• **Dataset excerpts**
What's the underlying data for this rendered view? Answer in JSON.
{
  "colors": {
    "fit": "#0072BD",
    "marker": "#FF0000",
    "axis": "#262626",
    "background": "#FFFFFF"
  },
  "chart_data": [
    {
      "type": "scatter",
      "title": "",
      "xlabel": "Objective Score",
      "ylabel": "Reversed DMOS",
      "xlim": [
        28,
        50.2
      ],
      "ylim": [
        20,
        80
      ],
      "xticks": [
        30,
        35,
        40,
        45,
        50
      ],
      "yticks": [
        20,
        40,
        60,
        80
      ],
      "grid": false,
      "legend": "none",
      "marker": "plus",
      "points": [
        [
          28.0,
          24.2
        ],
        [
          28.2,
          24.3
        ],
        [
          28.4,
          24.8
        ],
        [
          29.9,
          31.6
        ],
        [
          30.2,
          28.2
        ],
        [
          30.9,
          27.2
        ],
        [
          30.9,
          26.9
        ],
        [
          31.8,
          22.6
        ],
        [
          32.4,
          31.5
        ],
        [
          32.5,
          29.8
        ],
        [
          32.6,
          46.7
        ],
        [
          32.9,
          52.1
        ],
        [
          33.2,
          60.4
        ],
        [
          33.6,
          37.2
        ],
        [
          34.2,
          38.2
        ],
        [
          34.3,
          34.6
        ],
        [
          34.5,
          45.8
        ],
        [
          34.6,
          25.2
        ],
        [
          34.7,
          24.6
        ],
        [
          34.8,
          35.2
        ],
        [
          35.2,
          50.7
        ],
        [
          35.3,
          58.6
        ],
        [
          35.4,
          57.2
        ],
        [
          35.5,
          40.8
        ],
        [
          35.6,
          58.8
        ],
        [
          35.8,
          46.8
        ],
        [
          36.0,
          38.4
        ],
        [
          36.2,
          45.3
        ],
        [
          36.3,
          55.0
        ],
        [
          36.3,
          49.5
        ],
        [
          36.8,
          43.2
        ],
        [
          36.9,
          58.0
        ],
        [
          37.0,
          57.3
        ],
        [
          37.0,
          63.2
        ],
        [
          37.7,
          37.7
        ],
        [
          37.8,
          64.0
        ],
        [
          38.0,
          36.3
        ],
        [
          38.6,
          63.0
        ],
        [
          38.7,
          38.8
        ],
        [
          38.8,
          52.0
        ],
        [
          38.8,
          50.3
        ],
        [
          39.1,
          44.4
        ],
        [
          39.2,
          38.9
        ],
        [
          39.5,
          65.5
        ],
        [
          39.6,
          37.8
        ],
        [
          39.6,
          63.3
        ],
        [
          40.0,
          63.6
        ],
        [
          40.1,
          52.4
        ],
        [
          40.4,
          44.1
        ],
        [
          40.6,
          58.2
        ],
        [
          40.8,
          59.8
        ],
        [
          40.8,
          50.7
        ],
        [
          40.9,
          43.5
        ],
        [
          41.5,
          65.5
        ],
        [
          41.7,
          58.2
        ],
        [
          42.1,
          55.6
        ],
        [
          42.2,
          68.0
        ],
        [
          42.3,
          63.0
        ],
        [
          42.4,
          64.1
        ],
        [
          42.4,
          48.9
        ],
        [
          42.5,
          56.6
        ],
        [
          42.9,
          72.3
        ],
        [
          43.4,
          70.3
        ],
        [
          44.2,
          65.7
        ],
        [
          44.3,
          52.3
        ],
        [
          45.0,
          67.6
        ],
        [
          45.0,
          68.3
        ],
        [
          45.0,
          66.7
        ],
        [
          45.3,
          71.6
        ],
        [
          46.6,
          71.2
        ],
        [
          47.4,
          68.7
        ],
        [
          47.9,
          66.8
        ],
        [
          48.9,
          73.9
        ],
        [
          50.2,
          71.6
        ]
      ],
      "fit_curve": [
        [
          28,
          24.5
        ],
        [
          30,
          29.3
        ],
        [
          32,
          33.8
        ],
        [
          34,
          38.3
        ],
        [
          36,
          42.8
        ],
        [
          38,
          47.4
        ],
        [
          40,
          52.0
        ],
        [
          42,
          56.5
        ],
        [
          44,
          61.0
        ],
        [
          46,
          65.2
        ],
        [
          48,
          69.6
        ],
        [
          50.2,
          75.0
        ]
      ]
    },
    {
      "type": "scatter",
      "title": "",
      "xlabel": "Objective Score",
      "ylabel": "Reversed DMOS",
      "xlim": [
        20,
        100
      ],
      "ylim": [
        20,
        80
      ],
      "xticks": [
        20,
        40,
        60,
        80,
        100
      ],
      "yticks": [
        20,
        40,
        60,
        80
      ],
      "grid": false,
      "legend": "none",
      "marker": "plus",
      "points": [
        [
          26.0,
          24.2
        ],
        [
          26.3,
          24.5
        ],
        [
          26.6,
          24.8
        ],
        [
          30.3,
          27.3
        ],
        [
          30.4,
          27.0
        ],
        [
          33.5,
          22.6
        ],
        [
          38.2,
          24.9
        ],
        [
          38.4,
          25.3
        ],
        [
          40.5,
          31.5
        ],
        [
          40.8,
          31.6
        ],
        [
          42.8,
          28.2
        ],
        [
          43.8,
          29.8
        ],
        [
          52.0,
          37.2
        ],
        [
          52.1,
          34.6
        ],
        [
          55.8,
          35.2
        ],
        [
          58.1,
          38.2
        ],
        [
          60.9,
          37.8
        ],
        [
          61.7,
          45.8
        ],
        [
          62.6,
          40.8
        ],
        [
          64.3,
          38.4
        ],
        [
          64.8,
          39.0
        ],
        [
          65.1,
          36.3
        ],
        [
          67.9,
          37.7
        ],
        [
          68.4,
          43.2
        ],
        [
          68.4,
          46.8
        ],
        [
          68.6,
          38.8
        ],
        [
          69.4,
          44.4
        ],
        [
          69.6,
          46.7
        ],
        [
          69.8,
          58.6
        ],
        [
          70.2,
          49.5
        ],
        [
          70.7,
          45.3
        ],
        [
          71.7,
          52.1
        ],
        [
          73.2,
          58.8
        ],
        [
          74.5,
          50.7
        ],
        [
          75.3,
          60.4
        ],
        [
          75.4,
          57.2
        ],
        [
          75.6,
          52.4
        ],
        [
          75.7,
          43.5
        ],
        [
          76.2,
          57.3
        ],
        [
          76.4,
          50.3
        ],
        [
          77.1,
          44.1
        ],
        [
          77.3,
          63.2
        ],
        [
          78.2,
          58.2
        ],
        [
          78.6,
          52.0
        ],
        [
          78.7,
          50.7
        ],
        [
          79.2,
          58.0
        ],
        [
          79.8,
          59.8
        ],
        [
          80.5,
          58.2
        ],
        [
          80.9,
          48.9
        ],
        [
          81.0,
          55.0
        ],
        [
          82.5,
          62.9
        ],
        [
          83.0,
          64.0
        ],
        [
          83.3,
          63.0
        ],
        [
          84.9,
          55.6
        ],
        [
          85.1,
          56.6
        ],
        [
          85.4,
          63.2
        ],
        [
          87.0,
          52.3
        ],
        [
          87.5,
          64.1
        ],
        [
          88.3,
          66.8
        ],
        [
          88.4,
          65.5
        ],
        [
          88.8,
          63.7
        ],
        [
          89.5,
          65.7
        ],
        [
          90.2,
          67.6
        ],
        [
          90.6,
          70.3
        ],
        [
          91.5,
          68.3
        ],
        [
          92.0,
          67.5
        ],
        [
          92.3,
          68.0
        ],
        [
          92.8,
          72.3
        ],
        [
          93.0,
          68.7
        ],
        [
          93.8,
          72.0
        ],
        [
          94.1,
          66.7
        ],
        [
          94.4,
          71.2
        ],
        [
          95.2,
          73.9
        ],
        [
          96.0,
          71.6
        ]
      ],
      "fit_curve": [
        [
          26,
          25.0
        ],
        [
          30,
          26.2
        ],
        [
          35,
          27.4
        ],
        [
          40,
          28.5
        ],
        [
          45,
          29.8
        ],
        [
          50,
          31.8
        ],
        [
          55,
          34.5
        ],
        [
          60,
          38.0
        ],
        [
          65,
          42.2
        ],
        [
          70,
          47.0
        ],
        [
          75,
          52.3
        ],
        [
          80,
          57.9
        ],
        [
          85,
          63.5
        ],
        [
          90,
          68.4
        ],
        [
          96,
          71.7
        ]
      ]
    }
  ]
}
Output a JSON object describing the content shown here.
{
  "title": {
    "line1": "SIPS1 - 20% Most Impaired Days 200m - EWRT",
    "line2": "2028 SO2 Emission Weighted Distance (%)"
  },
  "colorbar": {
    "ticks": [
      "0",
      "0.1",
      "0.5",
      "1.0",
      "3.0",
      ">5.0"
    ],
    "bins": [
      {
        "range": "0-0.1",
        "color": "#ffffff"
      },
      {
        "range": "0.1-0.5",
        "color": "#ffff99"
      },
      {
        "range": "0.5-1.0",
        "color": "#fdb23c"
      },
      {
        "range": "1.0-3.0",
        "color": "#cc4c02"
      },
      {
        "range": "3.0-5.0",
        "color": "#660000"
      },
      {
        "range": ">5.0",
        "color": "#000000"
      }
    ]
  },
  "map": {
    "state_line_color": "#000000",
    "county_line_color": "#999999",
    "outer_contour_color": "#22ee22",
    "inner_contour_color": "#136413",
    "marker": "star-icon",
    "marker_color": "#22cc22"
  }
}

• **Problem description**
From the line containing "Output a JSON" down to the last line, reproduce the records exactly. Include both ends.

• **Expected answer**
Output a JSON object describing the content shown here.
{
  "title": {
    "line1": "SIPS1 - 20% Most Impaired Days 200m - EWRT",
    "line2": "2028 SO2 Emission Weighted Distance (%)"
  },
  "colorbar": {
    "ticks": [
      "0",
      "0.1",
      "0.5",
      "1.0",
      "3.0",
      ">5.0"
    ],
    "bins": [
      {
        "range": "0-0.1",
        "color": "#ffffff"
      },
      {
        "range": "0.1-0.5",
        "color": "#ffff99"
      },
      {
        "range": "0.5-1.0",
        "color": "#fdb23c"
      },
      {
        "range": "1.0-3.0",
        "color": "#cc4c02"
      },
      {
        "range": "3.0-5.0",
        "color": "#660000"
      },
      {
        "range": ">5.0",
        "color": "#000000"
      }
    ]
  },
  "map": {
    "state_line_color": "#000000",
    "county_line_color": "#999999",
    "outer_contour_color": "#22ee22",
    "inner_contour_color": "#136413",
    "marker": "star-icon",
    "marker_color": "#22cc22"
  }
}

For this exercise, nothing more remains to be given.